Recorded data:

·····

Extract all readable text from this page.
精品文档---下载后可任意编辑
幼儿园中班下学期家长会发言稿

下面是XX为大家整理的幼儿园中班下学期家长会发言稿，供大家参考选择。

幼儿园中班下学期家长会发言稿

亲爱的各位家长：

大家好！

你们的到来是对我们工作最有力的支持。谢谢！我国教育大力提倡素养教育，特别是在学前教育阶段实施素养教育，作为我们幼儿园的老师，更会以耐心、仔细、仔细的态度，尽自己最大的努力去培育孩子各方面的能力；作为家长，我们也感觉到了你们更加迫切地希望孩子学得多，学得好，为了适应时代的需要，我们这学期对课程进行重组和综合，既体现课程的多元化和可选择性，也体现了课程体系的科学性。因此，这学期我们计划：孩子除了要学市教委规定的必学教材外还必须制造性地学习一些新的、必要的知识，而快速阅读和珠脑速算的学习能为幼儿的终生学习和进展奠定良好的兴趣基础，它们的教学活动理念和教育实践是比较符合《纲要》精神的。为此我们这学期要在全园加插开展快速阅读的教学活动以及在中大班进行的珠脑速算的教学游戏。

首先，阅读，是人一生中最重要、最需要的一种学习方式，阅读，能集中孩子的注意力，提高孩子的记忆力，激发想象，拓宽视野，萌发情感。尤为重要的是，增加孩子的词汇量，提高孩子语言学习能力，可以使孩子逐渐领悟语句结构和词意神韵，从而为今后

·····

#### Short exercise
Copy out each line exactly.

#### Solution for this problem
Extract all readable text from this page.
精品文档---下载后可任意编辑
幼儿园中班下学期家长会发言稿

下面是XX为大家整理的幼儿园中班下学期家长会发言稿，供大家参考选择。

幼儿园中班下学期家长会发言稿

亲爱的各位家长：

大家好！

你们的到来是对我们工作最有力的支持。谢谢！我国教育大力提倡素养教育，特别是在学前教育阶段实施素养教育，作为我们幼儿园的老师，更会以耐心、仔细、仔细的态度，尽自己最大的努力去培育孩子各方面的能力；作为家长，我们也感觉到了你们更加迫切地希望孩子学得多，学得好，为了适应时代的需要，我们这学期对课程进行重组和综合，既体现课程的多元化和可选择性，也体现了课程体系的科学性。因此，这学期我们计划：孩子除了要学市教委规定的必学教材外还必须制造性地学习一些新的、必要的知识，而快速阅读和珠脑速算的学习能为幼儿的终生学习和进展奠定良好的兴趣基础，它们的教学活动理念和教育实践是比较符合《纲要》精神的。为此我们这学期要在全园加插开展快速阅读的教学活动以及在中大班进行的珠脑速算的教学游戏。

首先，阅读，是人一生中最重要、最需要的一种学习方式，阅读，能集中孩子的注意力，提高孩子的记忆力，激发想象，拓宽视野，萌发情感。尤为重要的是，增加孩子的词汇量，提高孩子语言学习能力，可以使孩子逐渐领悟语句结构和词意神韵，从而为今后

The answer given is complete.